JOB =>
Identify each line in the items below that contains the string "的差里减去", and copy every such line in full.

DATA TO USE =>
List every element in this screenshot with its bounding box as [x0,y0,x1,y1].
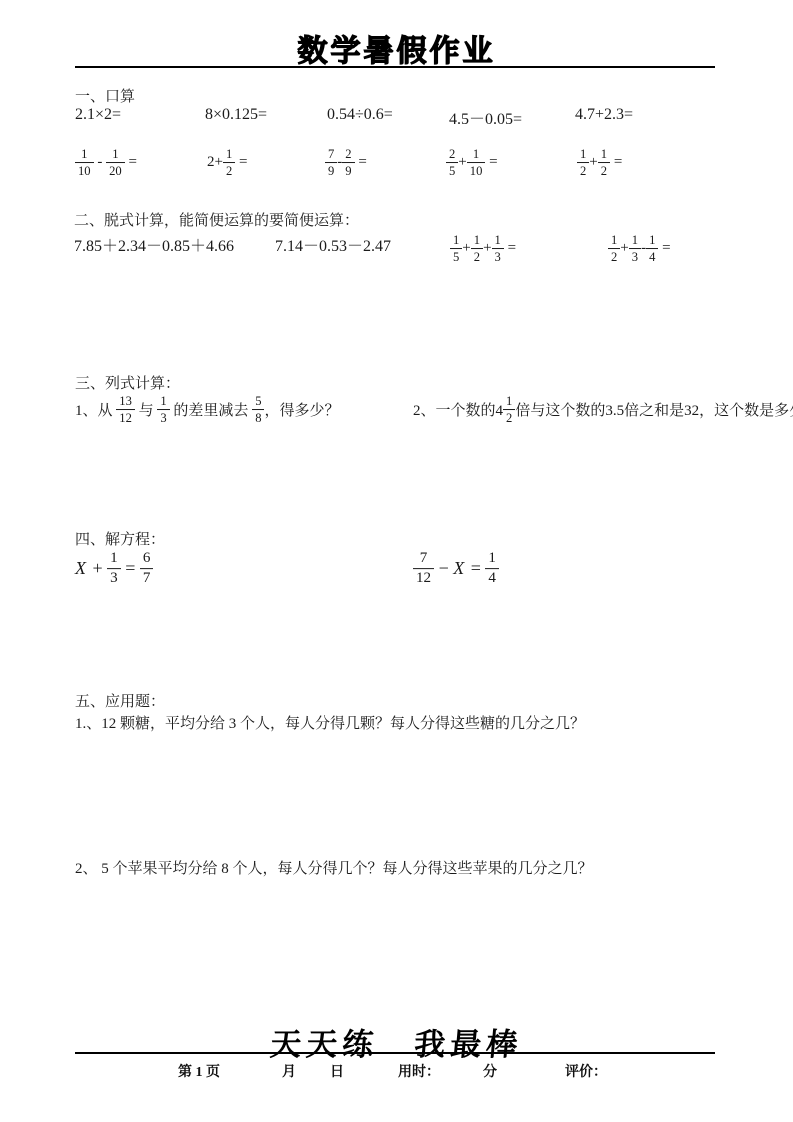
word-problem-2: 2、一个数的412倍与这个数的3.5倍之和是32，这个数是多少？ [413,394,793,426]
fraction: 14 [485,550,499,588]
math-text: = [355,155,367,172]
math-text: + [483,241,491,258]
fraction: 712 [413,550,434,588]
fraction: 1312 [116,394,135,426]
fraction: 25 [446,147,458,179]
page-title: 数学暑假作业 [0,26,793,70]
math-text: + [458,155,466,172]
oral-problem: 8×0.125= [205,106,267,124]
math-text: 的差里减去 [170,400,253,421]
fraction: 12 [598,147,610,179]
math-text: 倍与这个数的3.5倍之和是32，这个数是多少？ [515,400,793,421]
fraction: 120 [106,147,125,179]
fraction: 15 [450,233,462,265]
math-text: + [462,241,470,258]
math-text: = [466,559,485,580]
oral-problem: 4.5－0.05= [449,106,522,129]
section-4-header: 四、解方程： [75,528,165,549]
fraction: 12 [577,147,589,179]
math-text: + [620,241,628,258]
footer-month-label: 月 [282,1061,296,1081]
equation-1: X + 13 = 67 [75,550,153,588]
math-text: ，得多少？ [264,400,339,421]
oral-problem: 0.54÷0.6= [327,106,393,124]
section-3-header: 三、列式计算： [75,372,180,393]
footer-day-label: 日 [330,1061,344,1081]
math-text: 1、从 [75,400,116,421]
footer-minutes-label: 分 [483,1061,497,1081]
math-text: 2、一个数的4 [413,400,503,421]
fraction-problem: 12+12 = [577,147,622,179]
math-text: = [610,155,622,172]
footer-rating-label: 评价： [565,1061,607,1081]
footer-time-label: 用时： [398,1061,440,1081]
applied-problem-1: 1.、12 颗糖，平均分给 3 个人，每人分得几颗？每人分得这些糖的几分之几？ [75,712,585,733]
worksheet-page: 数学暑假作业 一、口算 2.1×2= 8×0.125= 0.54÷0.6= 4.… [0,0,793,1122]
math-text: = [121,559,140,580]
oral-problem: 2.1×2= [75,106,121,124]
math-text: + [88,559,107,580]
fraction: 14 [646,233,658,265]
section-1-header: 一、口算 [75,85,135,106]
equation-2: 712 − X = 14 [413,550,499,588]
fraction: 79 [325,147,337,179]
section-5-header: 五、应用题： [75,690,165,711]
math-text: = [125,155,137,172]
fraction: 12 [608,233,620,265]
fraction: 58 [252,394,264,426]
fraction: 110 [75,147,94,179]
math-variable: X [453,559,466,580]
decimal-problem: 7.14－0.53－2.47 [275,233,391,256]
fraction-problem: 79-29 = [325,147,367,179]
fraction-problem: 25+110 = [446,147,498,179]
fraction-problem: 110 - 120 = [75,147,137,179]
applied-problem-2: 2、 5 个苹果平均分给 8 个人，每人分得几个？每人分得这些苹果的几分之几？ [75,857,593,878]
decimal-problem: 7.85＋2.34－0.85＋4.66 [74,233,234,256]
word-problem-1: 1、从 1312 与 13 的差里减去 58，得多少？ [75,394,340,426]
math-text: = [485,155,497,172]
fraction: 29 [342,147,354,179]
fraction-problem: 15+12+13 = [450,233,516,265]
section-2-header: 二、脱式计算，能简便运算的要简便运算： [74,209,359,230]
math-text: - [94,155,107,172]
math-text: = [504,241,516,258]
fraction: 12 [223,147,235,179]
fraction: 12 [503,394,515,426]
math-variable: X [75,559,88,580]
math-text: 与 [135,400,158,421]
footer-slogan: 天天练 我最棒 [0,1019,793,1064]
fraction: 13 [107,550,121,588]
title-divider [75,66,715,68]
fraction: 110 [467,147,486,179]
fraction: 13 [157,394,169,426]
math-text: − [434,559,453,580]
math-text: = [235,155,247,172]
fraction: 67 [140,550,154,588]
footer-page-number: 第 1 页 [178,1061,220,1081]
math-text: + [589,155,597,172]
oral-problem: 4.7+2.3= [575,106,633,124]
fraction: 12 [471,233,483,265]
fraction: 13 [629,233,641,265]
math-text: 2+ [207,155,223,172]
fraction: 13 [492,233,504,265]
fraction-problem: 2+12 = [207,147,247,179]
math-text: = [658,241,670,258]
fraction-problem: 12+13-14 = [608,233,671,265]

THE SOLUTION =>
math-text: 的差里减去 [170,400,253,421]
word-problem-1: 1、从 1312 与 13 的差里减去 58，得多少？ [75,394,340,426]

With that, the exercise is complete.